::: SUPPLIED ENTRIES

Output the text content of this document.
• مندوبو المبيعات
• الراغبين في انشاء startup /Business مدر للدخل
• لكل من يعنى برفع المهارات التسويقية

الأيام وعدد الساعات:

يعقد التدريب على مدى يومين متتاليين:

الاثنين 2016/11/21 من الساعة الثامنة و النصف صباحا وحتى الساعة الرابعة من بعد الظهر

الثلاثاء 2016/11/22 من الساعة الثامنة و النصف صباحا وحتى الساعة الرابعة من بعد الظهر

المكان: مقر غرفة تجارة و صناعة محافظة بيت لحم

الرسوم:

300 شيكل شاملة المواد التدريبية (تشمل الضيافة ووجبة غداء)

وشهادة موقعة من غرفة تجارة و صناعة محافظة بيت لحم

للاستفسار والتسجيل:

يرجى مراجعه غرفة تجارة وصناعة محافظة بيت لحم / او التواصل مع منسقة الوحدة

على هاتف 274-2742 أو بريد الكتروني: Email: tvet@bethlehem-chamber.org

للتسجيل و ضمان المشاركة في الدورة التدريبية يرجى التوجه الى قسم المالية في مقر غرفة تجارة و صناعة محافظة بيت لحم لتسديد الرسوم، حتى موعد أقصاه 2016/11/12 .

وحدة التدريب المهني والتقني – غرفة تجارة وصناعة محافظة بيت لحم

::::::

◆ **CHALLENGE**: Provide only the count of lines in the data above that include the string "وصناعة".

◆ **RESULT OF THE EXERCISE**: 2